• EXTRAIT DU TEXTE:
8. Nous voyons donc et nous devons comprendre, et bien retenir, que le cœur a sa bouche, que le cœur a sa langue. C’est la bouche qui est remplie de joie ; c’est par cette bouche intérieure que nous prions Dieu, quand nos lèvres sont closes et la conscience ouverte. Le silence règne, et le cœur pousse des cris ; mais aux oreilles de qui ? Non point de l’homme, mais de Dieu. Sois donc en assurance, il t’entend celui qui te prend en pitié. Mus au contraire, quand nul homme n’entendrait le mal sortir de ta bouche, dès qu’il en sort, ne sois plus en assurance, car il écoute celui qui peut te damner. Les juges d’iniquité n’entendaient point Suzanne qui priait en silence. L’homme n’entendait point sa voix, mais son cœur poussait des cris vers Dieu[1]. Et parce que sa voix ne sortait point des paroles de son cœur, n’a-t-elle point mérité d’être écoutée de Dieu ? Il l’écouta, sans doute, et nul homme n’entendit sa prière. Donc, mes frères, voyez ce que nous avons dans la bouche intérieure. Prenez garde que, sans faire le mal au-dehors, vous ne le disiez intérieurement. L’homme ne fait au-dehors que les actions qu’il a dites à l’intérieur. Éloigne tout mal de la bouche de ton cœur, et tu seras innocent, la langue de ton corps sera innocente, et tes mains seront innocentes ; tes pieds aussi seront innocents, tes yeux innocents, tes oreilles innocentes, tous tes membres combattront pour la justice, parce qu’un maître juste sera en possession de ton cœur.
9. « Alors on dira parmi les nations : Le Seigneur a manifesté sa gloire dans ce qu’il a fait en leur faveur. Le Seigneur a manifesté sa gloire, en agissant pour nous ; il nous a comblés de joie[2] ». Voyez, mes frères, si ce n’est point là ce que Sion chante aujourd’hui parmi les peuples, dans l’univers entier : voyez si de toutes parts on ne vient point dans l’Église. Dans l’univers entier, on reçoit le prix de notre rançon, et l’on répond : Amen. Ils chantent, parmi les nations, ces captifs de Jérusalem, ces enfants de Jérusalem qui doivent y retourner un jour, qui sont en exil et qui soupirent après la patrie. Que disent-ils ? « Le Seigneur a manifesté sa gloire dans ce qu’il a fait pour nous, et nous sommes comblés de joie ». Ont-ils eux-mêmes agi en leur faveur ? Ils n’ont pu que se nuire, parce qu’ils se sont vendus par le péché. Le Rédempteur est venu, et a fait en leur faveur de grandes choses : « Il a manifesté sa gloire dans ce qu’il a fait pour eux. Il a manifesté sa gloire dans ce qu’il a fait pour nous, et nous sommes comblés de joie ».

• LISTE DES ENREGISTREMENTS:
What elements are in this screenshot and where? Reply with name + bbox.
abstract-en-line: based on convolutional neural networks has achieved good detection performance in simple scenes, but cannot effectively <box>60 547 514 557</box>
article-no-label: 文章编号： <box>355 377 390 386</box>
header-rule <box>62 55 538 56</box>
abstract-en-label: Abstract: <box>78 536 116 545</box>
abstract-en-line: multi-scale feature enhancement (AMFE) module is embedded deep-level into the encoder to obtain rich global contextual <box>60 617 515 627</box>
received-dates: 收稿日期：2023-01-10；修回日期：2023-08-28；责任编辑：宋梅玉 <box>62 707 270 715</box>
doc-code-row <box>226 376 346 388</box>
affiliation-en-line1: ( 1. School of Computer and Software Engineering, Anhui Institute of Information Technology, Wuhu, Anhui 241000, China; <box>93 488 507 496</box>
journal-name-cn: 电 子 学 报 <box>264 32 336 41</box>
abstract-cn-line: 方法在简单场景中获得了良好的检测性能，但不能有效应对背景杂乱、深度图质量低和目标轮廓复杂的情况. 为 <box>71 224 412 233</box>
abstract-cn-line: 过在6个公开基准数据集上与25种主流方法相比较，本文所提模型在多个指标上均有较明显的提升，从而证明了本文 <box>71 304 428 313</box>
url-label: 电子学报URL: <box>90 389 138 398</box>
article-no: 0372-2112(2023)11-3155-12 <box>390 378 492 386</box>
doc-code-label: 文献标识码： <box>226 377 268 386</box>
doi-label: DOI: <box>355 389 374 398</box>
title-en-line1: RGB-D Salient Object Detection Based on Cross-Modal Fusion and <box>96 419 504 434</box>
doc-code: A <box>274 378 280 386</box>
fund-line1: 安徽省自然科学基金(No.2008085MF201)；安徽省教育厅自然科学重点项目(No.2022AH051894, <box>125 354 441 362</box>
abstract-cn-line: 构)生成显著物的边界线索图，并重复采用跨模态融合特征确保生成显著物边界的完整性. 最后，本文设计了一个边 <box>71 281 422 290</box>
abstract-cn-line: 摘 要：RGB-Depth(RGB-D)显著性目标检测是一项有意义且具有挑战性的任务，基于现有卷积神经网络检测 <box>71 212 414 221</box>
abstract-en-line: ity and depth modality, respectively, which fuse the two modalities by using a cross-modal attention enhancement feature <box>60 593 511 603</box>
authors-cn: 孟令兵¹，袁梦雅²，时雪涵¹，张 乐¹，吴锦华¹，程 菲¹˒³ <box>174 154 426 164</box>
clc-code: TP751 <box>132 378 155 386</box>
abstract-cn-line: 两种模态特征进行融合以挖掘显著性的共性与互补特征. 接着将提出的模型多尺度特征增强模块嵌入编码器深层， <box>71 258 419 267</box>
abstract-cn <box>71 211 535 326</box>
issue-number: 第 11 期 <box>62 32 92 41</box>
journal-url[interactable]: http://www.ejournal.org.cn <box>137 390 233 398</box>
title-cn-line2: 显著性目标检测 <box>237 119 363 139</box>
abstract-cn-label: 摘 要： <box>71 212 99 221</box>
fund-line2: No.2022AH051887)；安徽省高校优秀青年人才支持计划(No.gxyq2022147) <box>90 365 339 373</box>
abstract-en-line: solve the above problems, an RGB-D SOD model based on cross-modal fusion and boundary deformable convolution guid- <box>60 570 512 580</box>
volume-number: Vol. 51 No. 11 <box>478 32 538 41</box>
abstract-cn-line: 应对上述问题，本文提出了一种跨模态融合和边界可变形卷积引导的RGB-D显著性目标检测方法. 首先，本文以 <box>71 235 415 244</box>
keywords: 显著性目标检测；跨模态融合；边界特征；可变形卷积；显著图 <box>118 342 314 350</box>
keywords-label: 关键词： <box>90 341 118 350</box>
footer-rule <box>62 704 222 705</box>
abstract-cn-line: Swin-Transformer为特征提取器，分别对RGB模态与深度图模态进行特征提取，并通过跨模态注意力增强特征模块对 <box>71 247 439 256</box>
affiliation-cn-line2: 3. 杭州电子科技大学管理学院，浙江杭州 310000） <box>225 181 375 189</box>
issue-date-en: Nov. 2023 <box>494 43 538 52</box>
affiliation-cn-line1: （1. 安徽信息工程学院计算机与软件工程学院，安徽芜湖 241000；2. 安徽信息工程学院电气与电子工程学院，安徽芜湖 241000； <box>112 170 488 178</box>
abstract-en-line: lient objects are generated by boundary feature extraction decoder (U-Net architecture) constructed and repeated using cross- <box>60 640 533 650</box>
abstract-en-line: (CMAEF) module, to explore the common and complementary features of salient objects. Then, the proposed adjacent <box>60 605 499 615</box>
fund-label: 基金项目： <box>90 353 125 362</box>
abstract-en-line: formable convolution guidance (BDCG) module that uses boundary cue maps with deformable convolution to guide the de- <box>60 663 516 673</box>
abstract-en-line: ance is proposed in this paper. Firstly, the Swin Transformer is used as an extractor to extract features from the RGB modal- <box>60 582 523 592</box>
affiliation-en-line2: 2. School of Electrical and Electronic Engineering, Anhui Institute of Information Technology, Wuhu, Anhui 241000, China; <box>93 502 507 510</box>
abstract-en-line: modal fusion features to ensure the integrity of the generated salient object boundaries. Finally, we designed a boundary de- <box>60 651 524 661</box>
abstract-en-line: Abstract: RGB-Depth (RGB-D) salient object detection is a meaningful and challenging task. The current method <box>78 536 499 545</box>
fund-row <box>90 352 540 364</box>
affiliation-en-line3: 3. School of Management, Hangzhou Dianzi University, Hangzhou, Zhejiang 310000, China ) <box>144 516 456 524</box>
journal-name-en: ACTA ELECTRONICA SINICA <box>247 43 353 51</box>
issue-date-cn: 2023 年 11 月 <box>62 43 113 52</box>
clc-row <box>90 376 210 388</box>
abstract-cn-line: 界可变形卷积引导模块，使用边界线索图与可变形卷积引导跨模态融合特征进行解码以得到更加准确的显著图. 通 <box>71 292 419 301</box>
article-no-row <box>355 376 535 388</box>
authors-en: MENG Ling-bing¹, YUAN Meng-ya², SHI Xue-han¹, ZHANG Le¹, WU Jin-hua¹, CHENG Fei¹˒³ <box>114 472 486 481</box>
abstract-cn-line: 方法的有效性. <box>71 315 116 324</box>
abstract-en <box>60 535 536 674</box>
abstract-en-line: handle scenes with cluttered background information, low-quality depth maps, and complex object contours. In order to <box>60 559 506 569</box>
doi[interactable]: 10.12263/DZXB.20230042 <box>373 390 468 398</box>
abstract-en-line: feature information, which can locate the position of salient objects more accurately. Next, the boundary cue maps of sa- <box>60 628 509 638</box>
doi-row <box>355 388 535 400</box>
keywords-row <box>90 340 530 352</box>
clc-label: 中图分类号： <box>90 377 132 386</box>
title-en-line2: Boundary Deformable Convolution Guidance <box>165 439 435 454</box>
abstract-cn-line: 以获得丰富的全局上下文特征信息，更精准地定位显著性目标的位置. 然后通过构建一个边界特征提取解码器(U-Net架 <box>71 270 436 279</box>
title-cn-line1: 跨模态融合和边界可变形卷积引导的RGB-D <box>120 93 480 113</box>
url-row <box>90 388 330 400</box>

• CONSIGNE:
Répondez à ces questions sur l'extrait consacré à la bouche du cœur :
(a) Qui n'entendait point Suzanne lorsqu'elle priait en silence ?
(b) Que répond-on dans l'univers entier lorsqu'on reçoit le prix de notre rançon ?
(c) Par quel moyen les captifs de Jérusalem se sont-ils nui ?

• RÉPONSE:
(a) Les juges d'iniquité ne l'entendaient point.
(b) On répond : « Amen ».
(c) Ils se sont vendus par le péché.